(Stored records)
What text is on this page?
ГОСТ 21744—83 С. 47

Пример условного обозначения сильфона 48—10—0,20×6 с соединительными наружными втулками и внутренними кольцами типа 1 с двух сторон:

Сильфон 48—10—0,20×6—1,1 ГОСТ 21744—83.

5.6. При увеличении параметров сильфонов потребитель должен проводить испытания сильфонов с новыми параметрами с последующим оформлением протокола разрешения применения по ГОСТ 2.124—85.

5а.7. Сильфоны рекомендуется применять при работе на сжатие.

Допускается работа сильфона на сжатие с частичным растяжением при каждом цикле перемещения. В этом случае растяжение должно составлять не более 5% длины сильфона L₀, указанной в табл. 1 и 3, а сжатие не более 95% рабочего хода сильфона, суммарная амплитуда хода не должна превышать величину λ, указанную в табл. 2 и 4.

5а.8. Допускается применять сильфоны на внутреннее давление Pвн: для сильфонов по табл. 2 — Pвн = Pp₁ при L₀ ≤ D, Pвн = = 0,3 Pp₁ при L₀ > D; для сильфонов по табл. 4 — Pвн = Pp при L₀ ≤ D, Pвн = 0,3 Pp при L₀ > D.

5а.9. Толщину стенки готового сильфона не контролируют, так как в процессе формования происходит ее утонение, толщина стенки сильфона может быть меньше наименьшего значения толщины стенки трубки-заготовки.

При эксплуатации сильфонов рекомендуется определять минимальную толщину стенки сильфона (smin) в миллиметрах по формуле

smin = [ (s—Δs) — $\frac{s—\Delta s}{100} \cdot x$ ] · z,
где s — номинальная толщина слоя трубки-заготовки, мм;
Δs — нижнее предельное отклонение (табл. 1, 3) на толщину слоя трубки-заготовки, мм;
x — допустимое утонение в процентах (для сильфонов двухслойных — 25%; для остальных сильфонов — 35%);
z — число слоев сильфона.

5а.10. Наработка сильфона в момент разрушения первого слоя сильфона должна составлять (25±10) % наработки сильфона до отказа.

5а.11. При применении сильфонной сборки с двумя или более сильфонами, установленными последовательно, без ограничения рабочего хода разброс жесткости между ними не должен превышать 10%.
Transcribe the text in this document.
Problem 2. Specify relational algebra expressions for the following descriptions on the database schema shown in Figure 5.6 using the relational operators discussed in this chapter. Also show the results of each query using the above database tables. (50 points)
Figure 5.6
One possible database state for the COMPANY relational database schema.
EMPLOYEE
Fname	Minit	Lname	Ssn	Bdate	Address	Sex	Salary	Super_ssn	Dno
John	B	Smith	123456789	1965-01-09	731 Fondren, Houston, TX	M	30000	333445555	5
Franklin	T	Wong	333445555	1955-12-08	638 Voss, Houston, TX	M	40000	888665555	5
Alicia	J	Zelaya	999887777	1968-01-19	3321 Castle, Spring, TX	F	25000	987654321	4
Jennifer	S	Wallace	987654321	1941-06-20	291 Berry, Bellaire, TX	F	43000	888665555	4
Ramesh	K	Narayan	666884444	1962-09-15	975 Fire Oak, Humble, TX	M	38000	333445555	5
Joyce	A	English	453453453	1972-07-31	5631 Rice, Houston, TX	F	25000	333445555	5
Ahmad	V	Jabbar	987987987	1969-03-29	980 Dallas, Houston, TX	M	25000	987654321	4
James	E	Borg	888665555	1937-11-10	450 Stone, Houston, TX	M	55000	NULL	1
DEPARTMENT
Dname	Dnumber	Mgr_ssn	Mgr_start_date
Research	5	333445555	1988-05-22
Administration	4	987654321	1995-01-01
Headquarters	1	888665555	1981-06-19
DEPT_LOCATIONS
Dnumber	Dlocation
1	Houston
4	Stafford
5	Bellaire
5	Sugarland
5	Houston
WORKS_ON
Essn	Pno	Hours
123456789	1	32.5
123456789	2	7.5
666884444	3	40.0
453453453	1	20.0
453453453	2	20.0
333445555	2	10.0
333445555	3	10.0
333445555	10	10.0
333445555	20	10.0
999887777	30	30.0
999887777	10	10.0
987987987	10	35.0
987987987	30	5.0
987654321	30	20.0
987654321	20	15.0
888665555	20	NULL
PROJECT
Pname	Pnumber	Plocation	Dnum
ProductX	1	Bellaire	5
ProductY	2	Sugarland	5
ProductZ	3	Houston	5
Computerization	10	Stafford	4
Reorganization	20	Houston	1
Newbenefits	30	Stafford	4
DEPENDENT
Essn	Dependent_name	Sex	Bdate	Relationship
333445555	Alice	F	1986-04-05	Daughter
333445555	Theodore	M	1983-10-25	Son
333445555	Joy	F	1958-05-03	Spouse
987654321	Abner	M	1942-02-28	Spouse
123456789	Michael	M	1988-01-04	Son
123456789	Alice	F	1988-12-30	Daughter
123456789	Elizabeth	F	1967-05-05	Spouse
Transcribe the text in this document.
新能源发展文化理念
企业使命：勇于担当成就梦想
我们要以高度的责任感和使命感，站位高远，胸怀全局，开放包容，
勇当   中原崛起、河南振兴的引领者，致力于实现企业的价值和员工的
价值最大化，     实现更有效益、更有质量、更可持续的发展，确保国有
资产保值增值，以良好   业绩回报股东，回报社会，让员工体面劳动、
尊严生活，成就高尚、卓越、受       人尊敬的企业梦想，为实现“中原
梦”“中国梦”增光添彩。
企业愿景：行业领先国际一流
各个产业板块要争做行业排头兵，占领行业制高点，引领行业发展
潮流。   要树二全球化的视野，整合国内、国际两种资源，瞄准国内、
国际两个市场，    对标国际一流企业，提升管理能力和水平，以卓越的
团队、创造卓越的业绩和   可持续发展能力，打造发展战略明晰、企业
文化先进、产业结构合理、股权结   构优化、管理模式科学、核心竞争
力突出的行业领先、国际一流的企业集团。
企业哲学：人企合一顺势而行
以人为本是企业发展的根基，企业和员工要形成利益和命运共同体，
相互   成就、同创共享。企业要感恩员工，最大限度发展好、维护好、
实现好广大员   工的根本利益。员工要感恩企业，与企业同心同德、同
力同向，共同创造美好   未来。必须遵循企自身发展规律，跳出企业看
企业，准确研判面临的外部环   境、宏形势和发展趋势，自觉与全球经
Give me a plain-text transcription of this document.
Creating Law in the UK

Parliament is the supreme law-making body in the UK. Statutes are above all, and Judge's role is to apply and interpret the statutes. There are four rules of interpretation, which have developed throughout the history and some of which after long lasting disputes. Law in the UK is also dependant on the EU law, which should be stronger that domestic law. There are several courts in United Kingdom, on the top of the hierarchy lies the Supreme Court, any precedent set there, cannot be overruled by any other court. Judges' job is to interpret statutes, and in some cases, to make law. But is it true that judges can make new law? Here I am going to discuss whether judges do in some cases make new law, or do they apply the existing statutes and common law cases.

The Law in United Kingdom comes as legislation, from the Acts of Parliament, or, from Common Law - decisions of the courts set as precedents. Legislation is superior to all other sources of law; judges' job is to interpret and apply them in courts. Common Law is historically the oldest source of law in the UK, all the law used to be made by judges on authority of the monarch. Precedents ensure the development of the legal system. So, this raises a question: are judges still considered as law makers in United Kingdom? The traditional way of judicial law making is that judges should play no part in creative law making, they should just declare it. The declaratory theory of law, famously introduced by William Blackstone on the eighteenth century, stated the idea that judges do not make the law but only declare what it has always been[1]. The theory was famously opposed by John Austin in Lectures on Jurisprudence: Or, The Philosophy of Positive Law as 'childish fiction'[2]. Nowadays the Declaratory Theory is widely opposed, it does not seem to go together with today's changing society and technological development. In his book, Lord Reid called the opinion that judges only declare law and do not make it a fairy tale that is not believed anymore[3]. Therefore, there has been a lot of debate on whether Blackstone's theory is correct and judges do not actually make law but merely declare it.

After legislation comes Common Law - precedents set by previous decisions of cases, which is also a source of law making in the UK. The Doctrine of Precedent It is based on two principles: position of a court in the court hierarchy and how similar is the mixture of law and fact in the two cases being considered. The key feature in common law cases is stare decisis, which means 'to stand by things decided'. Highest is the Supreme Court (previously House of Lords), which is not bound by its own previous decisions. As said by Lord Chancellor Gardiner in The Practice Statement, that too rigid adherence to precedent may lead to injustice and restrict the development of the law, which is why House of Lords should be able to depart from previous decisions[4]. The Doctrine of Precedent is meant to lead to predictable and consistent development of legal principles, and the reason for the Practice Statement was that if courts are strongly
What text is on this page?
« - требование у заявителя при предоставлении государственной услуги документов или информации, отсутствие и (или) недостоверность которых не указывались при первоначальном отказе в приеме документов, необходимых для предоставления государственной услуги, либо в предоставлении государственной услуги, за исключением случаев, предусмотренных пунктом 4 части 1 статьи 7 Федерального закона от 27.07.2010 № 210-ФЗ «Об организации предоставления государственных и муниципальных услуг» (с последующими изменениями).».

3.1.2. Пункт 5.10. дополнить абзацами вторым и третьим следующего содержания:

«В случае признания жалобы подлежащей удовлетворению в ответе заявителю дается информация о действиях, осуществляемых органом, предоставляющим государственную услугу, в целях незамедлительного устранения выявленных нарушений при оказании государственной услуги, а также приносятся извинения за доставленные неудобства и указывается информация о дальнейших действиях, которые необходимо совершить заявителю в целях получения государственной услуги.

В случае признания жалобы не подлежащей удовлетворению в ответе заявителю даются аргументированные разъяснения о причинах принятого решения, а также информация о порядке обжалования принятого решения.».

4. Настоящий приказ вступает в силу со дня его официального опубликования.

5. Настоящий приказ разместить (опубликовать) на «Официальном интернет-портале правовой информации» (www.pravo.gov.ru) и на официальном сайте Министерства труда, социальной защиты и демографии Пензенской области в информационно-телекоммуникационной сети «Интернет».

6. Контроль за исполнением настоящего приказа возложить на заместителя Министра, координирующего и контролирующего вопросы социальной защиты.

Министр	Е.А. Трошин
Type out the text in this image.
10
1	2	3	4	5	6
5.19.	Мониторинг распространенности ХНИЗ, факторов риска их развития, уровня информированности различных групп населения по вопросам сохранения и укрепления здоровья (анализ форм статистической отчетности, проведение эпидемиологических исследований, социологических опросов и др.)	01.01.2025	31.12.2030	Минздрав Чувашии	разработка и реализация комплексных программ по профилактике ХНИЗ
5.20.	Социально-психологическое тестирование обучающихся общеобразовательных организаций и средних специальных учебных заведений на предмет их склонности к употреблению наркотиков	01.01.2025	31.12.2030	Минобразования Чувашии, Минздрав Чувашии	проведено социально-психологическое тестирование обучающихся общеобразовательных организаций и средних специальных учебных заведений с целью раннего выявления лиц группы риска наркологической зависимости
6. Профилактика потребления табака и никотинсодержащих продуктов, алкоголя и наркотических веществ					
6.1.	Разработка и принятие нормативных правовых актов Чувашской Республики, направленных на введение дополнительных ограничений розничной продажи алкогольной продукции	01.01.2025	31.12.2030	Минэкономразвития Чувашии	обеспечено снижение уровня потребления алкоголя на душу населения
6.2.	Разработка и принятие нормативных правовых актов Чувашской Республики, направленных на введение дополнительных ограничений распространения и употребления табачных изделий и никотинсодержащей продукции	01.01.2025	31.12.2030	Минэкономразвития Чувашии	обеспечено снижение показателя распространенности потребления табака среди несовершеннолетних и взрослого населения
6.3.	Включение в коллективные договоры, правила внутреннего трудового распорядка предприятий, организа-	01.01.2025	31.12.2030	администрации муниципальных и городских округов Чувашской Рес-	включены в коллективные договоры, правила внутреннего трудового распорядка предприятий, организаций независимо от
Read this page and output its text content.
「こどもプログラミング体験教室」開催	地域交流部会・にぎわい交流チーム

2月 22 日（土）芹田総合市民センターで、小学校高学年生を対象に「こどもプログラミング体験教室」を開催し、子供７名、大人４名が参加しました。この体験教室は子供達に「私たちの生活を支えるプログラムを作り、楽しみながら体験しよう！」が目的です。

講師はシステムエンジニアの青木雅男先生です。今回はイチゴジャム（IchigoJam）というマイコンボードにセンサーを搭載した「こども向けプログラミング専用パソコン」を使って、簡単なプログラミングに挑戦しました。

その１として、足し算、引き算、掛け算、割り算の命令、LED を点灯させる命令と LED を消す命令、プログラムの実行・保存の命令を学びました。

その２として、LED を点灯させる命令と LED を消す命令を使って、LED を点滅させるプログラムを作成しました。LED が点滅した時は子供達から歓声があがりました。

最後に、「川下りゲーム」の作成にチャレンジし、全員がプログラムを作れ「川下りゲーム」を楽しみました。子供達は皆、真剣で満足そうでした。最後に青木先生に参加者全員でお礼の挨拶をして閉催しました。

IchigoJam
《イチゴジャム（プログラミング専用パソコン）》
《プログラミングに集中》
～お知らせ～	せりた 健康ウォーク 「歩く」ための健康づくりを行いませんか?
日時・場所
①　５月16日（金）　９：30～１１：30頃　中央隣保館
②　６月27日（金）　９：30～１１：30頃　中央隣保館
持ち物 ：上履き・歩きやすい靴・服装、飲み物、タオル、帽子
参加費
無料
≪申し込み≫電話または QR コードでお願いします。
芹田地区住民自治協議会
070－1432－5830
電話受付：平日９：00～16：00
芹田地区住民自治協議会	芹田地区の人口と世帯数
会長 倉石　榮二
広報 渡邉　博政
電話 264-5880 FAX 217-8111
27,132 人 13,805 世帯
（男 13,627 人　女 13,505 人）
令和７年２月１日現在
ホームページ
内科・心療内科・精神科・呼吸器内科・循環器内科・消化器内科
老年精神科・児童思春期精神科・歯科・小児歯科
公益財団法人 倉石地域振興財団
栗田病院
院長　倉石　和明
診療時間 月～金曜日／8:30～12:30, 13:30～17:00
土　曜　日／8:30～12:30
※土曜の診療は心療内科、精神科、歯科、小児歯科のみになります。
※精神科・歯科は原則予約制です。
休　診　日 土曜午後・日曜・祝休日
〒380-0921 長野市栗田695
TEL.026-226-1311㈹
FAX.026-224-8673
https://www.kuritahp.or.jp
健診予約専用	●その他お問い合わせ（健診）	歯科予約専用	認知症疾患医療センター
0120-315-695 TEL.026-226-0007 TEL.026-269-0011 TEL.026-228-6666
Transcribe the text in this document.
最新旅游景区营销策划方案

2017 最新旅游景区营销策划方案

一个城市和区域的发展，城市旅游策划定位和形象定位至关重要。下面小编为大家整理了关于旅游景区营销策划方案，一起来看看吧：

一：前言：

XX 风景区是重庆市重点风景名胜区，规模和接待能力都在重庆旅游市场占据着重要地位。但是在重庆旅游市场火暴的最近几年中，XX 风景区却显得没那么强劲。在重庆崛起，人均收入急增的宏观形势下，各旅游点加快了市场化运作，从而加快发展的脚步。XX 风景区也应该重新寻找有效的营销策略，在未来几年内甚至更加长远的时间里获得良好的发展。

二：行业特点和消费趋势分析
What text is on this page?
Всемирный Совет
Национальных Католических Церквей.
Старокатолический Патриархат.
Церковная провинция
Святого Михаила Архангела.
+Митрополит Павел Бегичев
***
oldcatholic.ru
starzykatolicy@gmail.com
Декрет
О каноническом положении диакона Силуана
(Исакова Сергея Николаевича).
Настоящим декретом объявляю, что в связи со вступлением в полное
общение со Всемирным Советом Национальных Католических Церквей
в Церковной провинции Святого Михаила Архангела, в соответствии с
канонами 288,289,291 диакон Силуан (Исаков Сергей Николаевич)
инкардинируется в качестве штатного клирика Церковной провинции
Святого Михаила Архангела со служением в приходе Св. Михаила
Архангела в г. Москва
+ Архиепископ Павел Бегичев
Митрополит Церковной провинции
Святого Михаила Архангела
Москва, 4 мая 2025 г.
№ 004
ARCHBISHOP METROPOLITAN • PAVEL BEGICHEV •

The request:
Pick out each line that holds the string "актов".

Output for this task:
6.1.	Разработка и принятие нормативных правовых актов Чувашской Республики, направленных на введение дополнительных ограничений розничной продажи алкогольной продукции	01.01.2025	31.12.2030	Минэкономразвития Чувашии	обеспечено снижение уровня потребления алкоголя на душу населения
6.2.	Разработка и принятие нормативных правовых актов Чувашской Республики, направленных на введение дополнительных ограничений распространения и употребления табачных изделий и никотинсодержащей продукции	01.01.2025	31.12.2030	Минэкономразвития Чувашии	обеспечено снижение показателя распространенности потребления табака среди несовершеннолетних и взрослого населения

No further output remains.